→ Your task:
Copy out verbatim the lines from the line with "sample-point <box>175 511 178 515</box>" to the line with "sample-point <box>434 517 437 521</box>", including both of those lines.

(Annotated element listings)
**********

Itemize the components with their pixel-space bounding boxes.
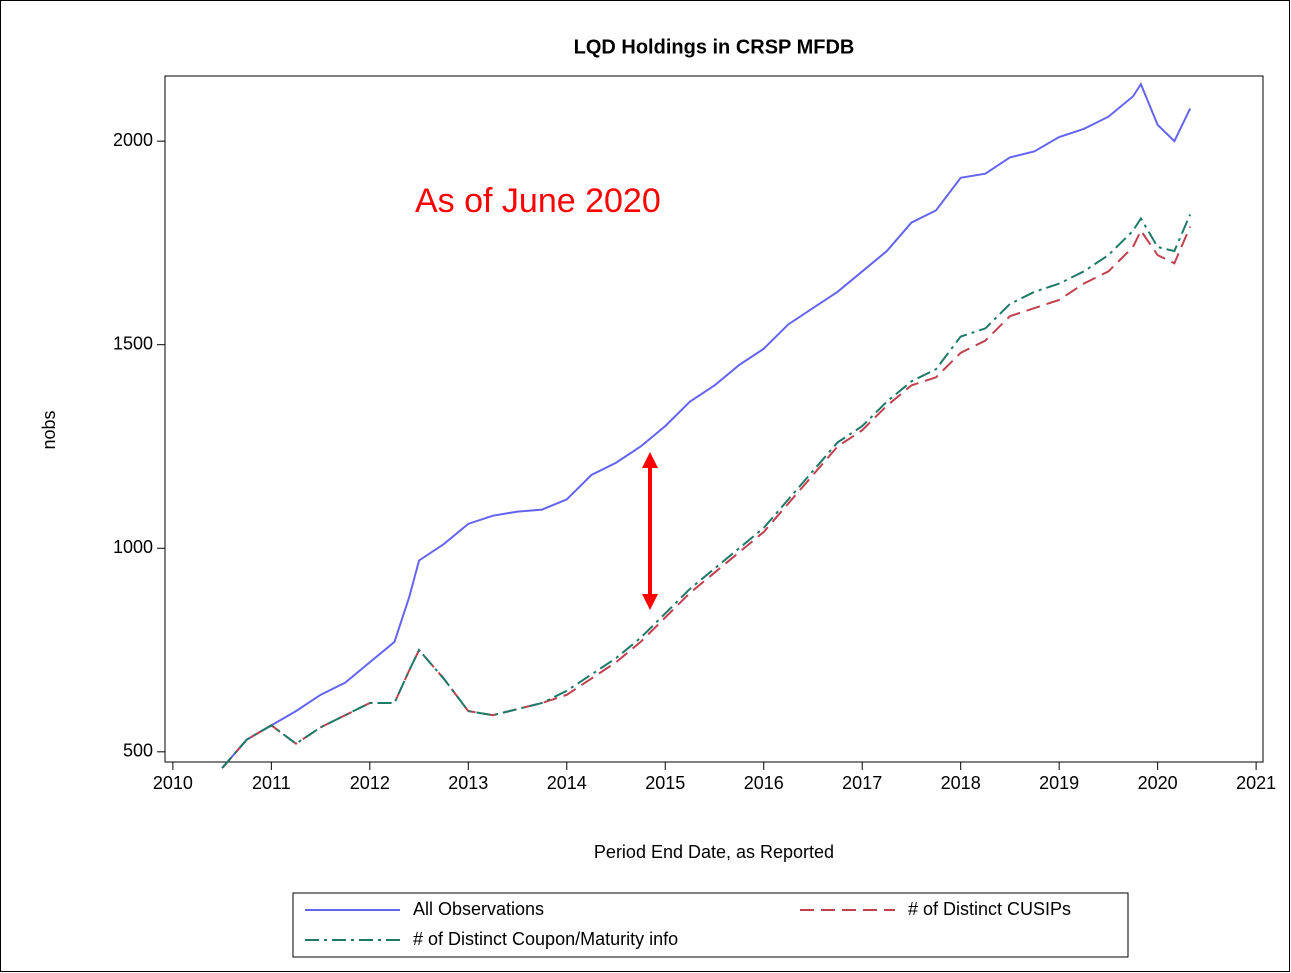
x-tick-label: 2010	[153, 773, 193, 793]
x-tick-label: 2012	[350, 773, 390, 793]
x-tick-label: 2020	[1138, 773, 1178, 793]
legend-label: # of Distinct Coupon/Maturity info	[413, 929, 678, 949]
y-tick-label: 2000	[113, 130, 153, 150]
x-tick-label: 2013	[448, 773, 488, 793]
legend	[292, 892, 1129, 958]
series-line	[221, 81, 1192, 769]
series-line	[221, 226, 1192, 769]
plot-area	[164, 75, 1264, 763]
x-tick-label: 2015	[645, 773, 685, 793]
legend-label: # of Distinct CUSIPs	[908, 899, 1071, 919]
x-tick-label: 2011	[252, 773, 291, 793]
y-axis-label: nobs	[39, 410, 59, 449]
y-tick-label: 500	[123, 741, 153, 761]
x-tick-label: 2016	[744, 773, 784, 793]
x-tick-label: 2014	[547, 773, 587, 793]
arrow-head	[642, 594, 658, 610]
annotation: As of June 2020	[415, 182, 661, 220]
x-tick-label: 2021	[1236, 773, 1276, 793]
legend-label: All Observations	[413, 899, 544, 919]
x-axis-label: Period End Date, as Reported	[594, 842, 834, 862]
series-line	[221, 214, 1192, 769]
arrow	[642, 452, 658, 610]
arrow-head	[642, 452, 658, 468]
y-tick-label: 1500	[113, 333, 153, 353]
x-tick-label: 2018	[941, 773, 981, 793]
x-tick-label: 2019	[1039, 773, 1079, 793]
chart-title: LQD Holdings in CRSP MFDB	[574, 36, 855, 58]
y-tick-label: 1000	[113, 537, 153, 557]
x-tick-label: 2017	[842, 773, 882, 793]
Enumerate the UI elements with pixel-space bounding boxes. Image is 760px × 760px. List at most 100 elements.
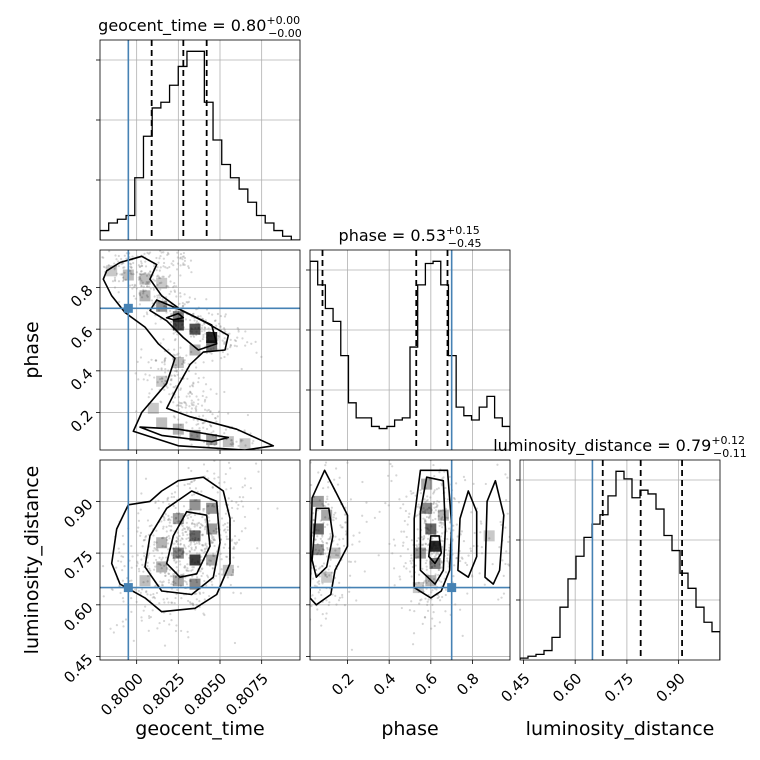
sample-point <box>175 511 178 515</box>
sample-point <box>435 506 438 509</box>
sample-point <box>325 612 328 615</box>
sample-point <box>405 495 408 498</box>
sample-point <box>312 512 315 515</box>
sample-point <box>181 406 184 409</box>
sample-point <box>201 338 204 341</box>
sample-point <box>339 524 342 527</box>
sample-point <box>400 606 403 610</box>
sample-point <box>160 567 163 570</box>
sample-point <box>235 440 238 443</box>
sample-point <box>440 566 443 569</box>
sample-point <box>129 265 132 268</box>
sample-point <box>185 581 188 584</box>
sample-point <box>146 251 149 254</box>
sample-point <box>192 603 195 606</box>
sample-point <box>186 301 189 304</box>
sample-point <box>159 378 162 381</box>
sample-point <box>177 546 180 549</box>
sample-point <box>171 357 175 360</box>
sample-point <box>178 401 181 404</box>
sample-point <box>480 546 483 549</box>
sample-point <box>165 375 168 378</box>
sample-point <box>436 551 439 554</box>
sample-point <box>436 596 439 600</box>
sample-point <box>438 521 441 524</box>
sample-point <box>174 330 177 334</box>
sample-point <box>195 405 198 408</box>
sample-point <box>472 482 475 486</box>
sample-point <box>434 517 437 521</box>
sample-point <box>408 512 411 515</box>
sample-point <box>346 461 349 464</box>
sample-point <box>185 521 188 524</box>
sample-point <box>146 580 149 583</box>
sample-point <box>392 567 396 570</box>
sample-point <box>230 439 233 442</box>
sample-point <box>135 271 139 274</box>
sample-point <box>322 504 325 507</box>
sample-point <box>167 514 170 517</box>
sample-point <box>132 639 135 642</box>
sample-point <box>413 609 416 613</box>
sample-point <box>427 543 430 547</box>
sample-point <box>137 378 140 381</box>
sample-point <box>169 612 172 616</box>
sample-point <box>145 590 148 593</box>
sample-point <box>175 370 178 373</box>
sample-point <box>192 603 195 607</box>
sample-point <box>435 488 438 491</box>
sample-point <box>187 392 190 395</box>
density-cell <box>189 499 201 511</box>
sample-point <box>193 319 196 322</box>
sample-point <box>121 262 124 265</box>
sample-point <box>74 266 76 268</box>
sample-point <box>395 474 398 477</box>
sample-point <box>440 560 443 563</box>
sample-point <box>118 584 121 587</box>
sample-point <box>161 556 164 559</box>
sample-point <box>185 354 188 357</box>
sample-point <box>308 488 310 490</box>
sample-point <box>207 516 210 519</box>
sample-point <box>433 555 436 558</box>
sample-point <box>175 369 178 373</box>
sample-point <box>168 393 171 396</box>
sample-point <box>457 501 461 504</box>
sample-point <box>132 285 136 289</box>
sample-point <box>155 256 158 260</box>
sample-point <box>159 342 162 345</box>
sample-point <box>155 541 158 544</box>
sample-point <box>225 537 229 541</box>
sample-point <box>153 541 156 544</box>
sample-point <box>204 521 207 524</box>
sample-point <box>161 377 164 380</box>
sample-point <box>390 454 392 456</box>
sample-point <box>153 554 156 558</box>
sample-point <box>306 535 308 537</box>
sample-point <box>163 357 167 361</box>
sample-point <box>145 591 148 594</box>
sample-point <box>113 268 116 271</box>
sample-point <box>320 624 323 627</box>
sample-point <box>156 627 159 630</box>
sample-point <box>398 498 401 501</box>
sample-point <box>448 475 451 478</box>
sample-point <box>139 277 142 280</box>
sample-point <box>192 381 195 384</box>
sample-point <box>174 363 177 367</box>
sample-point <box>129 263 133 266</box>
sample-point <box>122 266 125 269</box>
injection-marker <box>447 583 457 593</box>
sample-point <box>158 282 161 285</box>
sample-point <box>217 322 221 325</box>
title-main: phase = 0.53 <box>339 226 446 245</box>
sample-point <box>430 509 433 512</box>
sample-point <box>195 408 198 411</box>
sample-point <box>115 623 119 627</box>
sample-point <box>185 530 188 533</box>
sample-point <box>316 535 319 538</box>
sample-point <box>140 262 143 265</box>
sample-point <box>207 445 210 448</box>
sample-point <box>505 550 508 553</box>
sample-point <box>111 588 114 591</box>
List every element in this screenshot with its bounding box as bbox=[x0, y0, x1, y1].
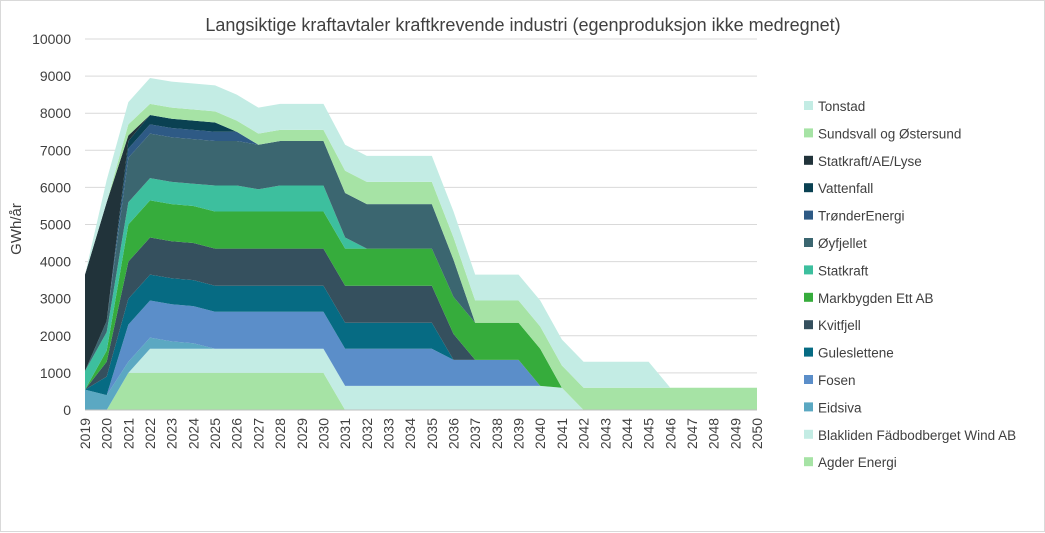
area-series-eidsiva bbox=[85, 337, 757, 410]
y-tick-label: 10000 bbox=[32, 31, 71, 47]
y-tick-label: 8000 bbox=[40, 105, 71, 121]
legend-label: Guleslettene bbox=[818, 346, 894, 361]
legend-label: TrønderEnergi bbox=[818, 209, 905, 224]
legend-swatch bbox=[804, 402, 813, 412]
area-series-markbygden-ett-ab bbox=[85, 200, 757, 410]
legend-swatch bbox=[804, 210, 813, 220]
x-tick-label: 2019 bbox=[77, 418, 93, 449]
y-tick-label: 0 bbox=[63, 402, 71, 418]
x-tick-label: 2041 bbox=[554, 418, 570, 449]
area-series-layer bbox=[85, 77, 757, 411]
x-tick-label: 2038 bbox=[489, 418, 505, 449]
legend-label: Tonstad bbox=[818, 99, 865, 114]
legend-label: Agder Energi bbox=[818, 455, 897, 470]
x-tick-label: 2021 bbox=[120, 418, 136, 449]
legend-label: Blakliden Fädbodberget Wind AB bbox=[818, 428, 1016, 443]
legend-swatch bbox=[804, 320, 813, 330]
area-series-yfjellet bbox=[85, 133, 757, 411]
area-series-kvitfjell bbox=[85, 237, 757, 410]
x-tick-label: 2034 bbox=[402, 418, 418, 449]
x-tick-label: 2033 bbox=[380, 418, 396, 449]
legend-label: Markbygden Ett AB bbox=[818, 291, 934, 306]
y-tick-label: 2000 bbox=[40, 328, 71, 344]
y-tick-label: 7000 bbox=[40, 142, 71, 158]
x-tick-label: 2032 bbox=[359, 418, 375, 449]
x-tick-label: 2035 bbox=[424, 418, 440, 449]
legend-swatch bbox=[804, 128, 813, 138]
legend-label: Statkraft bbox=[818, 263, 869, 278]
x-tick-label: 2028 bbox=[272, 418, 288, 449]
x-tick-label: 2029 bbox=[294, 418, 310, 449]
x-tick-label: 2027 bbox=[250, 418, 266, 449]
x-tick-label: 2048 bbox=[706, 418, 722, 449]
chart-title: Langsiktige kraftavtaler kraftkrevende i… bbox=[205, 15, 840, 35]
legend: Tonstad Sundsvall og Østersund Statkraft/A… bbox=[804, 99, 1016, 470]
y-axis-label: GWh/år bbox=[8, 203, 25, 255]
legend-swatch bbox=[804, 101, 813, 110]
x-tick-label: 2023 bbox=[164, 418, 180, 449]
x-tick-label: 2043 bbox=[597, 418, 613, 449]
y-tick-label: 4000 bbox=[40, 254, 71, 270]
legend-label: Kvitfjell bbox=[818, 318, 861, 333]
x-tick-label: 2030 bbox=[315, 418, 331, 449]
y-tick-label: 3000 bbox=[40, 291, 71, 307]
legend-label: Fosen bbox=[818, 373, 856, 388]
legend-swatch bbox=[804, 375, 813, 384]
x-tick-label: 2025 bbox=[207, 418, 223, 449]
legend-label: Øyfjellet bbox=[818, 236, 867, 251]
legend-swatch bbox=[804, 183, 813, 193]
x-tick-label: 2039 bbox=[511, 418, 527, 449]
legend-label: Eidsiva bbox=[818, 400, 862, 415]
legend-label: Statkraft/AE/Lyse bbox=[818, 154, 922, 169]
x-tick-label: 2022 bbox=[142, 418, 158, 449]
legend-swatch bbox=[804, 457, 813, 467]
x-tick-label: 2031 bbox=[337, 418, 353, 449]
x-tick-label: 2042 bbox=[576, 418, 592, 449]
legend-swatch bbox=[804, 265, 813, 275]
y-tick-label: 9000 bbox=[40, 68, 71, 84]
legend-swatch bbox=[804, 155, 813, 165]
x-tick-label: 2046 bbox=[662, 418, 678, 449]
legend-swatch bbox=[804, 347, 813, 357]
x-tick-label: 2044 bbox=[619, 418, 635, 449]
x-tick-label: 2049 bbox=[727, 418, 743, 449]
x-tick-label: 2020 bbox=[99, 418, 115, 449]
legend-label: Sundsvall og Østersund bbox=[818, 126, 961, 141]
x-tick-label: 2040 bbox=[532, 418, 548, 449]
legend-swatch bbox=[804, 238, 813, 247]
area-series-agder-energi bbox=[85, 372, 757, 410]
legend-swatch bbox=[804, 429, 813, 439]
x-tick-label: 2050 bbox=[749, 418, 765, 449]
legend-label: Vattenfall bbox=[818, 181, 873, 196]
y-tick-label: 5000 bbox=[40, 217, 71, 233]
y-tick-label: 6000 bbox=[40, 179, 71, 195]
x-tick-label: 2037 bbox=[467, 418, 483, 449]
x-tick-label: 2036 bbox=[446, 418, 462, 449]
y-tick-label: 1000 bbox=[40, 365, 71, 381]
area-series-blakliden-f-dbodberget-wind-ab bbox=[85, 348, 757, 410]
x-tick-label: 2047 bbox=[684, 418, 700, 449]
axes: 0 1000 2000 3000 4000 5000 6000 7000 8000 9000 100… bbox=[32, 31, 765, 449]
x-tick-label: 2045 bbox=[641, 418, 657, 449]
area-series-guleslettene bbox=[85, 274, 757, 410]
legend-swatch bbox=[804, 292, 813, 302]
x-tick-label: 2024 bbox=[185, 418, 201, 449]
area-series-fosen bbox=[85, 300, 757, 410]
x-tick-label: 2026 bbox=[229, 418, 245, 449]
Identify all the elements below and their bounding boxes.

**********

→ Response below:
sample-point <box>175 511 178 515</box>
sample-point <box>435 506 438 509</box>
sample-point <box>325 612 328 615</box>
sample-point <box>405 495 408 498</box>
sample-point <box>312 512 315 515</box>
sample-point <box>181 406 184 409</box>
sample-point <box>201 338 204 341</box>
sample-point <box>339 524 342 527</box>
sample-point <box>400 606 403 610</box>
sample-point <box>160 567 163 570</box>
sample-point <box>235 440 238 443</box>
sample-point <box>440 566 443 569</box>
sample-point <box>129 265 132 268</box>
sample-point <box>185 581 188 584</box>
sample-point <box>146 251 149 254</box>
sample-point <box>192 603 195 606</box>
sample-point <box>186 301 189 304</box>
sample-point <box>159 378 162 381</box>
sample-point <box>177 546 180 549</box>
sample-point <box>171 357 175 360</box>
sample-point <box>178 401 181 404</box>
sample-point <box>480 546 483 549</box>
sample-point <box>165 375 168 378</box>
sample-point <box>436 551 439 554</box>
sample-point <box>436 596 439 600</box>
sample-point <box>438 521 441 524</box>
sample-point <box>174 330 177 334</box>
sample-point <box>195 405 198 408</box>
sample-point <box>472 482 475 486</box>
sample-point <box>434 517 437 521</box>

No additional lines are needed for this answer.